DATA SHOWN
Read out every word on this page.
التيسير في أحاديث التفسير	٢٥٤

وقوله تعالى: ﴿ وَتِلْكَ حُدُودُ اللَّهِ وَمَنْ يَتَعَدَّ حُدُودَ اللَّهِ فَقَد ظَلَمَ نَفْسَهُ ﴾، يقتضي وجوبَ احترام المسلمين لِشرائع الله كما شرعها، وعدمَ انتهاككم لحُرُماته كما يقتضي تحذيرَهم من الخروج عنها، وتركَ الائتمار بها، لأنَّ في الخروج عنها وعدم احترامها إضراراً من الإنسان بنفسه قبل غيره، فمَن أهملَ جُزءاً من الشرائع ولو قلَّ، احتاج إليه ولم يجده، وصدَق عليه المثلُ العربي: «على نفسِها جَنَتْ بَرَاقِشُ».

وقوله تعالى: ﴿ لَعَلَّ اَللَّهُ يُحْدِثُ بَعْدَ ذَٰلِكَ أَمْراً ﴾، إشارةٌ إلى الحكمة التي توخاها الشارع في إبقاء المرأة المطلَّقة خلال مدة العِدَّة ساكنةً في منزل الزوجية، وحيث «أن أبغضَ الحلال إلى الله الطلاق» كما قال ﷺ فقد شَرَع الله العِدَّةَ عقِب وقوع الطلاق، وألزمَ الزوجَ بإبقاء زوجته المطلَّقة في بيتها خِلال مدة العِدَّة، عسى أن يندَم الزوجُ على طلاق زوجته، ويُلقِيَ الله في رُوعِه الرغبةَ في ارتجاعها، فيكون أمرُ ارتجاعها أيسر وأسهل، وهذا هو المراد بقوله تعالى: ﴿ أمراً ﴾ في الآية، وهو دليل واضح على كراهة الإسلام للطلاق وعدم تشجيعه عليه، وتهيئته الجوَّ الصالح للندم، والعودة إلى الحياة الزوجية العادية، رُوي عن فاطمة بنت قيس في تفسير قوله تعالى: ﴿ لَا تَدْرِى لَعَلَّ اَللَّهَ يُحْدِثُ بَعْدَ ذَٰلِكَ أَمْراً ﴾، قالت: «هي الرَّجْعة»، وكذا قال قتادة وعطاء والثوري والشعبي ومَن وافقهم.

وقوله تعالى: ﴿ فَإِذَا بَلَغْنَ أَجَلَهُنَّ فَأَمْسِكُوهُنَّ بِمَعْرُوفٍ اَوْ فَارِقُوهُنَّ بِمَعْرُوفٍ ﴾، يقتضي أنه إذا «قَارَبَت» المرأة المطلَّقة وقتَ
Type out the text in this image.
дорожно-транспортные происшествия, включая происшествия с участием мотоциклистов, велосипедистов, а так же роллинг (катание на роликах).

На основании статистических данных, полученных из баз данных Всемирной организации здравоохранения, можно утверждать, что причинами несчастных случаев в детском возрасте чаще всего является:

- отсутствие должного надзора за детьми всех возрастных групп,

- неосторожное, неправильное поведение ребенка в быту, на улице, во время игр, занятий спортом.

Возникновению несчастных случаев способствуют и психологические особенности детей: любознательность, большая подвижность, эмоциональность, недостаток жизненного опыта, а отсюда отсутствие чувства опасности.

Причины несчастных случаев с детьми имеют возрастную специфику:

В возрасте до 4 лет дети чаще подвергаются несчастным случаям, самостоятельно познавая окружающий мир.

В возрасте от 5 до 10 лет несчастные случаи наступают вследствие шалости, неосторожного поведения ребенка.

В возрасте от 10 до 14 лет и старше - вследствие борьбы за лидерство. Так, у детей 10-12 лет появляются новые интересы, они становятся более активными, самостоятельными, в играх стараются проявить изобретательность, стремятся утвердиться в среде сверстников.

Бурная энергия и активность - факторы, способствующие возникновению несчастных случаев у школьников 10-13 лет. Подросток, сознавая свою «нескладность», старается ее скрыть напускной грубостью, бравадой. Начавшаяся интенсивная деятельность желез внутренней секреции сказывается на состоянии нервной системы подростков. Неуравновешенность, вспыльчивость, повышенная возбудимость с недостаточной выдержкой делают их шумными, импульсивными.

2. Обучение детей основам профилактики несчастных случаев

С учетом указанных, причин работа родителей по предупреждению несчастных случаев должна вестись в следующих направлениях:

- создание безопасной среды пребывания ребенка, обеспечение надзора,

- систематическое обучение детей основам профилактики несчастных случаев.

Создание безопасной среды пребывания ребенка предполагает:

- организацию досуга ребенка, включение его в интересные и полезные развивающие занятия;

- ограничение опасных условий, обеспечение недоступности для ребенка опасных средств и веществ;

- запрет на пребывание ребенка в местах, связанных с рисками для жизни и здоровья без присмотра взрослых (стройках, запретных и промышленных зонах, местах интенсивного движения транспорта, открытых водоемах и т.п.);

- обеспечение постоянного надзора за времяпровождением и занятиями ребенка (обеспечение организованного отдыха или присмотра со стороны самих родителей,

STATED GOAL
Count the lines in the records above that contain the word "основам", and reply with only that number.

WRITTEN SOLUTION
2